**Dataset records:**
......

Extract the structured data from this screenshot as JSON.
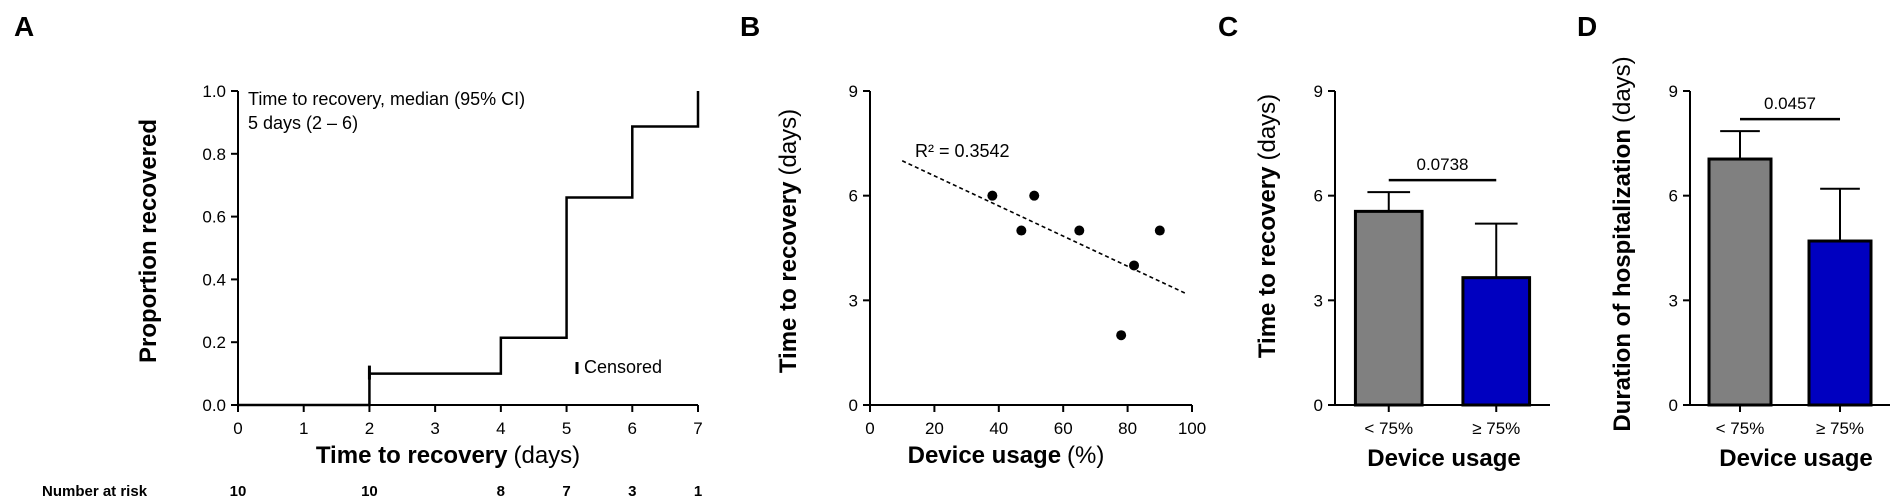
{
  "panels": {
    "A": "A",
    "B": "B",
    "C": "C",
    "D": "D"
  },
  "chart_data": [
    {
      "panel": "A",
      "type": "line",
      "ylabel": "Proportion recovered",
      "xlabel": "Time to recovery",
      "xlabel_unit": "(days)",
      "xlim": [
        0,
        7
      ],
      "ylim": [
        0,
        1
      ],
      "x_ticks": [
        "0",
        "1",
        "2",
        "3",
        "4",
        "5",
        "6",
        "7"
      ],
      "y_ticks": [
        "0.0",
        "0.2",
        "0.4",
        "0.6",
        "0.8",
        "1.0"
      ],
      "step_points": [
        [
          0,
          0
        ],
        [
          2,
          0
        ],
        [
          2,
          0.1
        ],
        [
          4,
          0.1
        ],
        [
          4,
          0.214
        ],
        [
          5,
          0.214
        ],
        [
          5,
          0.661
        ],
        [
          6,
          0.661
        ],
        [
          6,
          0.887
        ],
        [
          7,
          0.887
        ],
        [
          7,
          1.0
        ]
      ],
      "censored_marks": [
        [
          2,
          0.1
        ]
      ],
      "annotation_line1": "Time to recovery, median (95% CI)",
      "annotation_line2": "5 days (2 – 6)",
      "legend_censored": "Censored",
      "number_at_risk_label": "Number at risk",
      "number_at_risk": [
        {
          "x": 0,
          "n": "10"
        },
        {
          "x": 2,
          "n": "10"
        },
        {
          "x": 4,
          "n": "8"
        },
        {
          "x": 5,
          "n": "7"
        },
        {
          "x": 6,
          "n": "3"
        },
        {
          "x": 7,
          "n": "1"
        }
      ]
    },
    {
      "panel": "B",
      "type": "scatter",
      "ylabel": "Time to recovery",
      "ylabel_unit": "(days)",
      "xlabel": "Device usage",
      "xlabel_unit": "(%)",
      "xlim": [
        0,
        100
      ],
      "ylim": [
        0,
        9
      ],
      "x_ticks": [
        "0",
        "20",
        "40",
        "60",
        "80",
        "100"
      ],
      "y_ticks": [
        "0",
        "3",
        "6",
        "9"
      ],
      "points": [
        [
          38,
          6
        ],
        [
          47,
          5
        ],
        [
          51,
          6
        ],
        [
          65,
          5
        ],
        [
          78,
          2
        ],
        [
          82,
          4
        ],
        [
          90,
          5
        ]
      ],
      "fit_line": [
        [
          10,
          7.0
        ],
        [
          98,
          3.2
        ]
      ],
      "r2_label": "R² = 0.3542"
    },
    {
      "panel": "C",
      "type": "bar",
      "ylabel": "Time to recovery",
      "ylabel_unit": "(days)",
      "xlabel": "Device usage",
      "ylim": [
        0,
        9
      ],
      "y_ticks": [
        "0",
        "3",
        "6",
        "9"
      ],
      "categories": [
        "< 75%",
        "≥ 75%"
      ],
      "values": [
        5.55,
        3.65
      ],
      "error_upper": [
        6.1,
        5.2
      ],
      "colors": [
        "#808080",
        "#0000c0"
      ],
      "p_value": "0.0738"
    },
    {
      "panel": "D",
      "type": "bar",
      "ylabel": "Duration of hospitalization",
      "ylabel_unit": "(days)",
      "xlabel": "Device usage",
      "ylim": [
        0,
        9
      ],
      "y_ticks": [
        "0",
        "3",
        "6",
        "9"
      ],
      "categories": [
        "< 75%",
        "≥ 75%"
      ],
      "values": [
        7.05,
        4.7
      ],
      "error_upper": [
        7.85,
        6.2
      ],
      "colors": [
        "#808080",
        "#0000c0"
      ],
      "p_value": "0.0457"
    }
  ]
}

......

**WHAT THE EXERCISE ASKS:** Select the lines from the entries that include the word "type".

**CORRECT ANSWER:**
      "type": "line",
      "type": "scatter",
      "type": "bar",
      "type": "bar",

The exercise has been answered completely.